START Data entries
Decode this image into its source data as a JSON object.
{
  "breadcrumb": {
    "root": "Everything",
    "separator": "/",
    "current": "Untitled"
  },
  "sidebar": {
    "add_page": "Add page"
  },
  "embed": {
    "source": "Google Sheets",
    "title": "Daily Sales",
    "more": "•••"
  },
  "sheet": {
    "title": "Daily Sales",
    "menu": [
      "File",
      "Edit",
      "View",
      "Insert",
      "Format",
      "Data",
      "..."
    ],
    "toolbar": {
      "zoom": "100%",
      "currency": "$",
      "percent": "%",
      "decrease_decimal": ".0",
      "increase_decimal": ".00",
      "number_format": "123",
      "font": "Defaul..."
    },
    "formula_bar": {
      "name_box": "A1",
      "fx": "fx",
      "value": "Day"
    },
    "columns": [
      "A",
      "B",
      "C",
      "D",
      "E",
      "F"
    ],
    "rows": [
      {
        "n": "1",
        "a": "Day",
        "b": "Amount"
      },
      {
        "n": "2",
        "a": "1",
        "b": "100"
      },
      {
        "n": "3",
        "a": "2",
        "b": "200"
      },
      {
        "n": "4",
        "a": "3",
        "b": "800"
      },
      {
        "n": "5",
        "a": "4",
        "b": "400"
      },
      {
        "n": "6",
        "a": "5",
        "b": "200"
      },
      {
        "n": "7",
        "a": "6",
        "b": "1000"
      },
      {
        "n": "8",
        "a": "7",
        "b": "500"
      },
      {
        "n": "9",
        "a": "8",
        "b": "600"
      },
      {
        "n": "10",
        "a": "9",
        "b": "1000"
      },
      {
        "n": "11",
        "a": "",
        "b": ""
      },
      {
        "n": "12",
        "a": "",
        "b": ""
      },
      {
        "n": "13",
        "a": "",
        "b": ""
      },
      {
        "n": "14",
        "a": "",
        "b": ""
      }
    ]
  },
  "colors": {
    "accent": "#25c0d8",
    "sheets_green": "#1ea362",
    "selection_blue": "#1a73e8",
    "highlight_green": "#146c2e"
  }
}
END Data entries
Exercise directions — Transcribe the full listing above without leaving anything out.

The solution —
Decode this image into its source data as a JSON object.
{
  "breadcrumb": {
    "root": "Everything",
    "separator": "/",
    "current": "Untitled"
  },
  "sidebar": {
    "add_page": "Add page"
  },
  "embed": {
    "source": "Google Sheets",
    "title": "Daily Sales",
    "more": "•••"
  },
  "sheet": {
    "title": "Daily Sales",
    "menu": [
      "File",
      "Edit",
      "View",
      "Insert",
      "Format",
      "Data",
      "..."
    ],
    "toolbar": {
      "zoom": "100%",
      "currency": "$",
      "percent": "%",
      "decrease_decimal": ".0",
      "increase_decimal": ".00",
      "number_format": "123",
      "font": "Defaul..."
    },
    "formula_bar": {
      "name_box": "A1",
      "fx": "fx",
      "value": "Day"
    },
    "columns": [
      "A",
      "B",
      "C",
      "D",
      "E",
      "F"
    ],
    "rows": [
      {
        "n": "1",
        "a": "Day",
        "b": "Amount"
      },
      {
        "n": "2",
        "a": "1",
        "b": "100"
      },
      {
        "n": "3",
        "a": "2",
        "b": "200"
      },
      {
        "n": "4",
        "a": "3",
        "b": "800"
      },
      {
        "n": "5",
        "a": "4",
        "b": "400"
      },
      {
        "n": "6",
        "a": "5",
        "b": "200"
      },
      {
        "n": "7",
        "a": "6",
        "b": "1000"
      },
      {
        "n": "8",
        "a": "7",
        "b": "500"
      },
      {
        "n": "9",
        "a": "8",
        "b": "600"
      },
      {
        "n": "10",
        "a": "9",
        "b": "1000"
      },
      {
        "n": "11",
        "a": "",
        "b": ""
      },
      {
        "n": "12",
        "a": "",
        "b": ""
      },
      {
        "n": "13",
        "a": "",
        "b": ""
      },
      {
        "n": "14",
        "a": "",
        "b": ""
      }
    ]
  },
  "colors": {
    "accent": "#25c0d8",
    "sheets_green": "#1ea362",
    "selection_blue": "#1a73e8",
    "highlight_green": "#146c2e"
  }
}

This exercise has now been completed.